Go through the entries below and copy each line containing the word "Date".

Dataset rows
-=-=-
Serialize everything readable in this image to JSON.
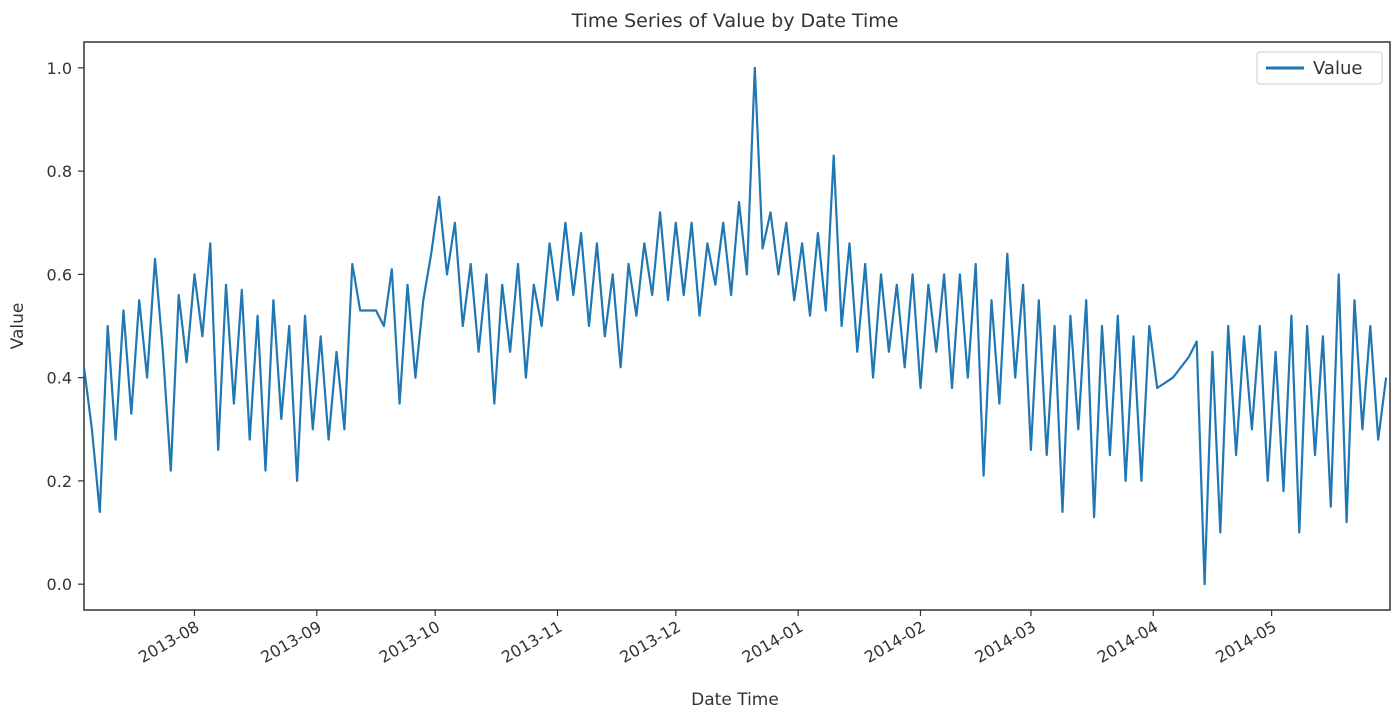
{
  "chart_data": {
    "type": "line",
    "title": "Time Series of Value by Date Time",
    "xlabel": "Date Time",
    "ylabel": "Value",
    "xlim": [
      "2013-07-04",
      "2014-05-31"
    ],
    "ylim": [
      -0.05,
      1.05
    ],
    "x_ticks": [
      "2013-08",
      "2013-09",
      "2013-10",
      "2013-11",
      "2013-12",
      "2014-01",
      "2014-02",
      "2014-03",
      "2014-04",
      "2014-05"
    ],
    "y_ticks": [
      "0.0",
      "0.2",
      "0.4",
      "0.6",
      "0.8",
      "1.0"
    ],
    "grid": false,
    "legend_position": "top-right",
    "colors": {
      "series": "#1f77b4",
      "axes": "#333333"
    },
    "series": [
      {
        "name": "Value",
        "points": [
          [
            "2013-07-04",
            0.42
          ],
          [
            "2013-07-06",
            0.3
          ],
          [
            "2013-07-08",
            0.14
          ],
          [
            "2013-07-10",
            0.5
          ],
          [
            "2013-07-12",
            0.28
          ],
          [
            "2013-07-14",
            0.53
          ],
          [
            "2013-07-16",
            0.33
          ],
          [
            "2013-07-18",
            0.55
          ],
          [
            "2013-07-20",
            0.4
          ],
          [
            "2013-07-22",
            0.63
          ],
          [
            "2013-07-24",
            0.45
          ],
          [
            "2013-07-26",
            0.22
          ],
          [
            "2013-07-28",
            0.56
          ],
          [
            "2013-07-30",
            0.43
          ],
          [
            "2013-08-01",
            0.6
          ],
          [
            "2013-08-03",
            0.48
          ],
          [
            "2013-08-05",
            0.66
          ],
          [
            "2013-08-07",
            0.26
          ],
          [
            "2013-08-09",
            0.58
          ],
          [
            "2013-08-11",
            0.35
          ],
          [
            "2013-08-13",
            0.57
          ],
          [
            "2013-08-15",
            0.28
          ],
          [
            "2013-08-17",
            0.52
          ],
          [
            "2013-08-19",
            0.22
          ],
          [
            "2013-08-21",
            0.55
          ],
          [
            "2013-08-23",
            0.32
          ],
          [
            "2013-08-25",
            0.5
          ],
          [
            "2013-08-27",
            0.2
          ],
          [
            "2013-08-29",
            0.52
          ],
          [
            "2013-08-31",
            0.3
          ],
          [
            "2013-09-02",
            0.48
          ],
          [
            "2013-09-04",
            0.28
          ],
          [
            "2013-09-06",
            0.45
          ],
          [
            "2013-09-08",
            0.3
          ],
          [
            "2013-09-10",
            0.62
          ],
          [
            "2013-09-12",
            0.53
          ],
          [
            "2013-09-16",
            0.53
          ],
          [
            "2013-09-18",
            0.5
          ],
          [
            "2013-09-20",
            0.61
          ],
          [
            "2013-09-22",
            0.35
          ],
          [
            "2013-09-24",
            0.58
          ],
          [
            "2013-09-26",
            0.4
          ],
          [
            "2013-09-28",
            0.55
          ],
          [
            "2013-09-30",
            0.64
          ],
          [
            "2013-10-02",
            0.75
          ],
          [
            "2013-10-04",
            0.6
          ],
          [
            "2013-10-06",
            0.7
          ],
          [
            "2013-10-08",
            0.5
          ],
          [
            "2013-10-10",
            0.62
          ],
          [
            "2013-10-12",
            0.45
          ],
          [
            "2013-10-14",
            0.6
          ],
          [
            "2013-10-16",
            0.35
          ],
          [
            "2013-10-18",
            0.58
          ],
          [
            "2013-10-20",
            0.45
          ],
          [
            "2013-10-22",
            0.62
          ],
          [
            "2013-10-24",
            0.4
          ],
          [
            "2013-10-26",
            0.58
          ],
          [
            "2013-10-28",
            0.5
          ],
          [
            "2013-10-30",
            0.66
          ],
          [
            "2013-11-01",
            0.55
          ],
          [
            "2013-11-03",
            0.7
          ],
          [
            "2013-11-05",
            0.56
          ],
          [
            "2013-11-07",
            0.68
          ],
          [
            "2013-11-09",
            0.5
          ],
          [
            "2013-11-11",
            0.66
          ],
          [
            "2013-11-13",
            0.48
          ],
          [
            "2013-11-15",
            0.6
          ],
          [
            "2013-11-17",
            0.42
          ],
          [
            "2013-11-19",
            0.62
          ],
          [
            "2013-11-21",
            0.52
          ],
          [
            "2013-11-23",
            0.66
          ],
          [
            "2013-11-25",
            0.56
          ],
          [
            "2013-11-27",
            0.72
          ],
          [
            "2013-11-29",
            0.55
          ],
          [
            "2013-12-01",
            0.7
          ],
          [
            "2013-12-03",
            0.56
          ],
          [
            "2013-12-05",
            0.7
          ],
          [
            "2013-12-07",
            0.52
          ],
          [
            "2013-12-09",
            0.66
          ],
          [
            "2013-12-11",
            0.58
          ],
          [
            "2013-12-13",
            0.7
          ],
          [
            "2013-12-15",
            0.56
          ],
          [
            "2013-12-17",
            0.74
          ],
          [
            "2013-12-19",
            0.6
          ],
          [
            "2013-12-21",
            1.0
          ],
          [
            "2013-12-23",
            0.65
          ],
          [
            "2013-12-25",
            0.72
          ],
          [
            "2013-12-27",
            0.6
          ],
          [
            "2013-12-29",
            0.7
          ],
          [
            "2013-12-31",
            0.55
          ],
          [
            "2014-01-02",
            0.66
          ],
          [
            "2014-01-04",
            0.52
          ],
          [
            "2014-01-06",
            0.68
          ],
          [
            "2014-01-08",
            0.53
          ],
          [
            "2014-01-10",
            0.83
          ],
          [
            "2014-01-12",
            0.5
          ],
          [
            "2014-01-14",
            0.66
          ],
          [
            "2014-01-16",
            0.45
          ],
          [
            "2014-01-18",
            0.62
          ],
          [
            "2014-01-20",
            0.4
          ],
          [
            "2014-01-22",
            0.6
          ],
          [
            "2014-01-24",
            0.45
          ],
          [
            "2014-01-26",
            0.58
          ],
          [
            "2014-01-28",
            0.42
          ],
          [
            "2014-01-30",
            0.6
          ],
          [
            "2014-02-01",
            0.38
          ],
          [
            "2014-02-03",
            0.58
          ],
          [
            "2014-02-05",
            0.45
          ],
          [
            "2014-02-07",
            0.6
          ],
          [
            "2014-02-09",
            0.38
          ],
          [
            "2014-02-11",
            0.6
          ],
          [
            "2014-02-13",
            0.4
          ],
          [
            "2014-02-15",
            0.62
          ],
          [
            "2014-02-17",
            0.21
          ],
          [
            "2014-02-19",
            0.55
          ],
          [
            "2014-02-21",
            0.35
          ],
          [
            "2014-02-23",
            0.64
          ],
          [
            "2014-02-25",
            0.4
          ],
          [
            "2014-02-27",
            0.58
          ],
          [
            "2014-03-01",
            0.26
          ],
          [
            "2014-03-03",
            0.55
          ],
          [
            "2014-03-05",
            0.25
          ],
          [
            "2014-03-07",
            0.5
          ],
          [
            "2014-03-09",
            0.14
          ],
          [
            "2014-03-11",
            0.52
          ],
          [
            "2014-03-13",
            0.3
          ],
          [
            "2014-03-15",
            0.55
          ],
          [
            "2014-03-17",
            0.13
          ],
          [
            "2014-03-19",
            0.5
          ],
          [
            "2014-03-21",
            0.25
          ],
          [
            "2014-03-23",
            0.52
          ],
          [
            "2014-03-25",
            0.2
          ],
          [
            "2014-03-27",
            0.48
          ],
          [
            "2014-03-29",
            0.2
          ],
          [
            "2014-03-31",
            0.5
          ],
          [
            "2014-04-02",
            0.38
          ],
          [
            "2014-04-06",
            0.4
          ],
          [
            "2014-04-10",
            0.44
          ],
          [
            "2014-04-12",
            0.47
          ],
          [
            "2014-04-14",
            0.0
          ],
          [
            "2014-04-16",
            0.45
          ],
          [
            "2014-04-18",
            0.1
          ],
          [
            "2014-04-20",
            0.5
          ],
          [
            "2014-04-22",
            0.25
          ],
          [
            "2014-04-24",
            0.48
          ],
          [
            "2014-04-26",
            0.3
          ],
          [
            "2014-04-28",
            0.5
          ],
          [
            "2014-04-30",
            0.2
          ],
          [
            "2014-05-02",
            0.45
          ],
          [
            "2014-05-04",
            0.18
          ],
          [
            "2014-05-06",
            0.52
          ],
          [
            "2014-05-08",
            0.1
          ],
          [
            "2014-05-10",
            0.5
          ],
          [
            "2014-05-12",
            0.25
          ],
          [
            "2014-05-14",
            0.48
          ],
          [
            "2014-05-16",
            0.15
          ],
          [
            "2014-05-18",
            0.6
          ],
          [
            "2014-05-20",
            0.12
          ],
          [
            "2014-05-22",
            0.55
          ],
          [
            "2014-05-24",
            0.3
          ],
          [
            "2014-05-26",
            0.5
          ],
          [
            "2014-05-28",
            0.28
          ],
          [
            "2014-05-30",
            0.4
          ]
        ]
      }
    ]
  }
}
-=-=-
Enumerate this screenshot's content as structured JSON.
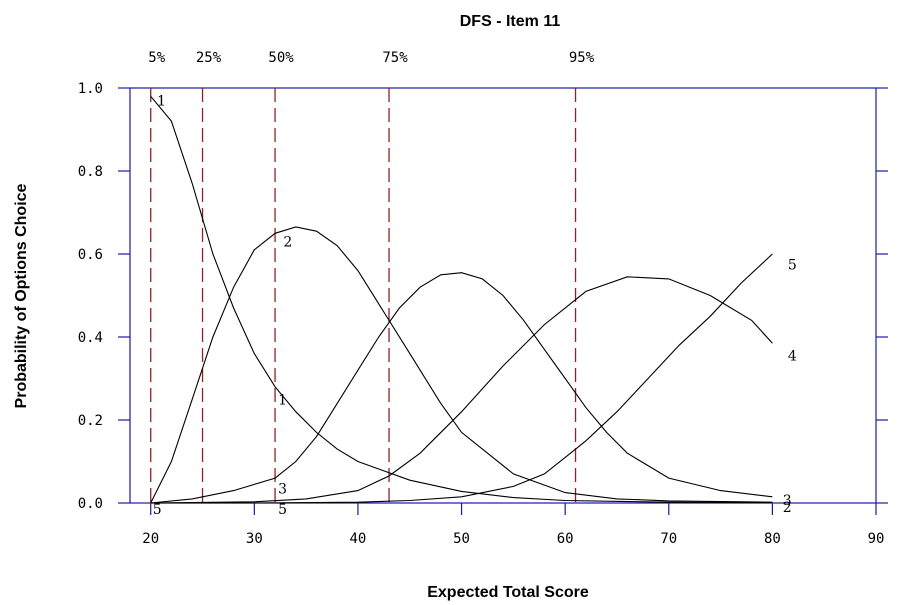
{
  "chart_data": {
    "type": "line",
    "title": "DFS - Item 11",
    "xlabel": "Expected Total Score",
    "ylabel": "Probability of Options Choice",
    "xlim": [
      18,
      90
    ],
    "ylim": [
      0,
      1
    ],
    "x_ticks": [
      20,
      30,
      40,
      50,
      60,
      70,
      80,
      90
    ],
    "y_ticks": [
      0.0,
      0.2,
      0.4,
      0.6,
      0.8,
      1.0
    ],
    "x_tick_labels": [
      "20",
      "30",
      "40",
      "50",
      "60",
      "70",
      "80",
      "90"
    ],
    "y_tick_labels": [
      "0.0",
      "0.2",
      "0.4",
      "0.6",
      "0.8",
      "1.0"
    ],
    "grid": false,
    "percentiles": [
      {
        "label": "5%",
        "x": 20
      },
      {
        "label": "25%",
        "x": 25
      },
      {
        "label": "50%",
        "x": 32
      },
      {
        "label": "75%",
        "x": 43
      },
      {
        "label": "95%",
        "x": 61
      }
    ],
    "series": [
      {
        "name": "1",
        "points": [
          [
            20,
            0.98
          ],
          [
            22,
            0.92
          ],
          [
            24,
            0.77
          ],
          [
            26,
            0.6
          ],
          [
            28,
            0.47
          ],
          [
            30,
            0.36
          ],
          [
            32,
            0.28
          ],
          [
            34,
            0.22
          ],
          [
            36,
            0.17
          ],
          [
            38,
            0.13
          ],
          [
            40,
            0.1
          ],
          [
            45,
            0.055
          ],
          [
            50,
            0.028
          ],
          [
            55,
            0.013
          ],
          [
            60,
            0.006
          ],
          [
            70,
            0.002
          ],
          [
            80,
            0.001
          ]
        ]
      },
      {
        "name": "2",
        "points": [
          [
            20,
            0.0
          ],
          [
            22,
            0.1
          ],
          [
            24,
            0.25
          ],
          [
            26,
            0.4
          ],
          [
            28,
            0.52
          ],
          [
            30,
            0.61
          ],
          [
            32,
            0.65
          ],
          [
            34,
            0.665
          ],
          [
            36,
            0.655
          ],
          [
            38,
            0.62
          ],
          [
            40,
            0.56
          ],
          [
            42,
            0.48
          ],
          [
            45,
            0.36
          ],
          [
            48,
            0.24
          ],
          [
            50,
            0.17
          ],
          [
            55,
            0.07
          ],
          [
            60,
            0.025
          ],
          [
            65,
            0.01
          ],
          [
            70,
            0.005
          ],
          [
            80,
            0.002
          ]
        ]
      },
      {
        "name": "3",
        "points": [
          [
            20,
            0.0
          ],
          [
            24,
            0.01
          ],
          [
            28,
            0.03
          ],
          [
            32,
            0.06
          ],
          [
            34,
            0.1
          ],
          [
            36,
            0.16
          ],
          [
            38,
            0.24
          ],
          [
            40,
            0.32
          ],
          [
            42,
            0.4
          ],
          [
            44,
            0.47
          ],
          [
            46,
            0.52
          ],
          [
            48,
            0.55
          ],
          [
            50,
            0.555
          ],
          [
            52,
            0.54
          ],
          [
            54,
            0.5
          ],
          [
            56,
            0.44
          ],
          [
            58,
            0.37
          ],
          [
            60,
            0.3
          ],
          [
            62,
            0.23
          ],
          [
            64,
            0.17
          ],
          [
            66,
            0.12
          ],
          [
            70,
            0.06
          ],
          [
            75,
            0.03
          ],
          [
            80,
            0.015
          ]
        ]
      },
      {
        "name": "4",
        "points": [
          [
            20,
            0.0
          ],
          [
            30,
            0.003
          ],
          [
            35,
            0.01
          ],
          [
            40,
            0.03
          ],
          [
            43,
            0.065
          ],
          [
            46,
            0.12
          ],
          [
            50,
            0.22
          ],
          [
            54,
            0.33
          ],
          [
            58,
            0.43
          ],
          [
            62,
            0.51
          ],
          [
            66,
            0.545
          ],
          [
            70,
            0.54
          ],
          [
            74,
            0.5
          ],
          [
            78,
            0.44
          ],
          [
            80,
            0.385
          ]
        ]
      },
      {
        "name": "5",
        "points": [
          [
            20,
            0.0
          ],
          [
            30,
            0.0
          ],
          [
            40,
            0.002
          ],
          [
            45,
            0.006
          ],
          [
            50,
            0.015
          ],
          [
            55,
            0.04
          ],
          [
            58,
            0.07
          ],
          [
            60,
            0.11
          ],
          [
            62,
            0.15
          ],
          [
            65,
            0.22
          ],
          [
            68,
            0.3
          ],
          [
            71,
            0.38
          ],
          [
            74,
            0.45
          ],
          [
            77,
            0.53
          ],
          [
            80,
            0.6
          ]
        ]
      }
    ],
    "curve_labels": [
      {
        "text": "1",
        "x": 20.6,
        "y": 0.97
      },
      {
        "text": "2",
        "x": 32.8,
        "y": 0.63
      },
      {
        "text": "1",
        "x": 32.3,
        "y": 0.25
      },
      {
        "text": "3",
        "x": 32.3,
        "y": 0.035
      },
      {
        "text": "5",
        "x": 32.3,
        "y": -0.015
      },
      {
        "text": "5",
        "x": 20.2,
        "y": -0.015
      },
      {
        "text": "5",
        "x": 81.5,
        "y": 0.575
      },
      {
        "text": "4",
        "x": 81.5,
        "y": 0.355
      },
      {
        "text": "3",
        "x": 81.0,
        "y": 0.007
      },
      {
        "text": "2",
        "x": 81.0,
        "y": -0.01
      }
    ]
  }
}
-=-=-
Finished task
    "title": "Time Series of Value by Date Time",
    "xlabel": "Date Time",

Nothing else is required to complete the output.